### Record extracts:
⁂

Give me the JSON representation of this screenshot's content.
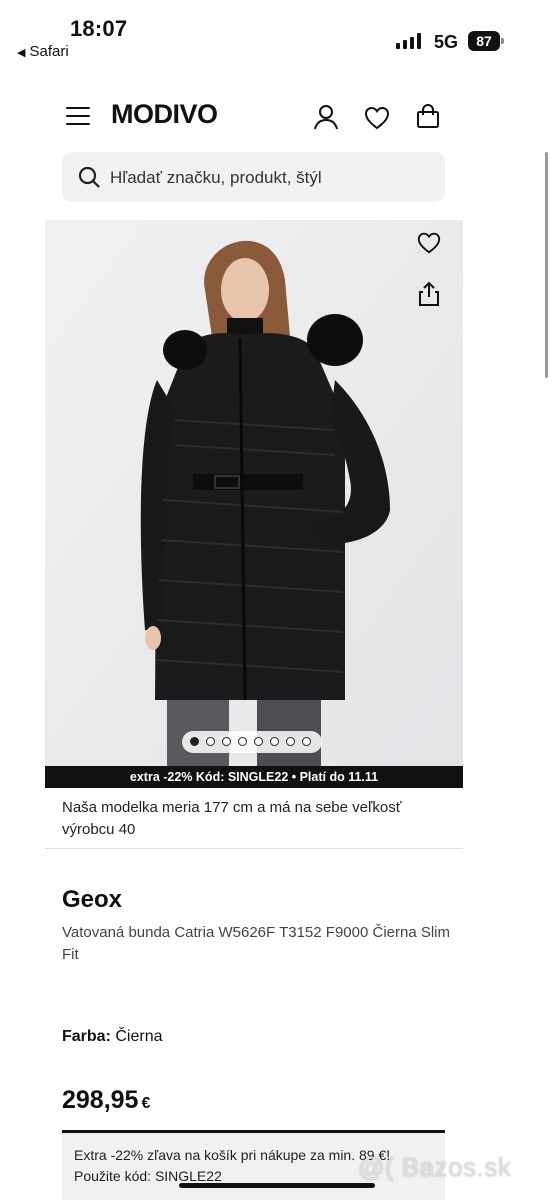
{
  "status_bar": {
    "time": "18:07",
    "back_label": "Safari",
    "network": "5G",
    "battery": "87"
  },
  "header": {
    "logo": "MODIVO"
  },
  "search": {
    "placeholder": "Hľadať značku, produkt, štýl"
  },
  "gallery": {
    "image_count": 8,
    "active_index": 0,
    "promo_banner": "extra -22% Kód: SINGLE22 • Platí do 11.11"
  },
  "product": {
    "model_note": "Naša modelka meria 177 cm a má na sebe veľkosť výrobcu 40",
    "brand": "Geox",
    "name": "Vatovaná bunda Catria W5626F T3152 F9000 Čierna Slim Fit",
    "color_label": "Farba:",
    "color_value": "Čierna",
    "price": "298,95",
    "currency": "€"
  },
  "promo_box": {
    "line1": "Extra -22% zľava na košík pri nákupe za min. 89 €!",
    "line2": "Použite kód: SINGLE22"
  },
  "watermark": "@( Bazos.sk",
  "icons": [
    "menu-icon",
    "user-icon",
    "heart-icon",
    "bag-icon",
    "search-icon",
    "favorite-icon",
    "share-icon"
  ]
}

⁂

### What to produce:
Each line of the material must be retyped exactly, except that images are omitted.

### Task response:
Give me the JSON representation of this screenshot's content.
{
  "status_bar": {
    "time": "18:07",
    "back_label": "Safari",
    "network": "5G",
    "battery": "87"
  },
  "header": {
    "logo": "MODIVO"
  },
  "search": {
    "placeholder": "Hľadať značku, produkt, štýl"
  },
  "gallery": {
    "image_count": 8,
    "active_index": 0,
    "promo_banner": "extra -22% Kód: SINGLE22 • Platí do 11.11"
  },
  "product": {
    "model_note": "Naša modelka meria 177 cm a má na sebe veľkosť výrobcu 40",
    "brand": "Geox",
    "name": "Vatovaná bunda Catria W5626F T3152 F9000 Čierna Slim Fit",
    "color_label": "Farba:",
    "color_value": "Čierna",
    "price": "298,95",
    "currency": "€"
  },
  "promo_box": {
    "line1": "Extra -22% zľava na košík pri nákupe za min. 89 €!",
    "line2": "Použite kód: SINGLE22"
  },
  "watermark": "@( Bazos.sk",
  "icons": [
    "menu-icon",
    "user-icon",
    "heart-icon",
    "bag-icon",
    "search-icon",
    "favorite-icon",
    "share-icon"
  ]
}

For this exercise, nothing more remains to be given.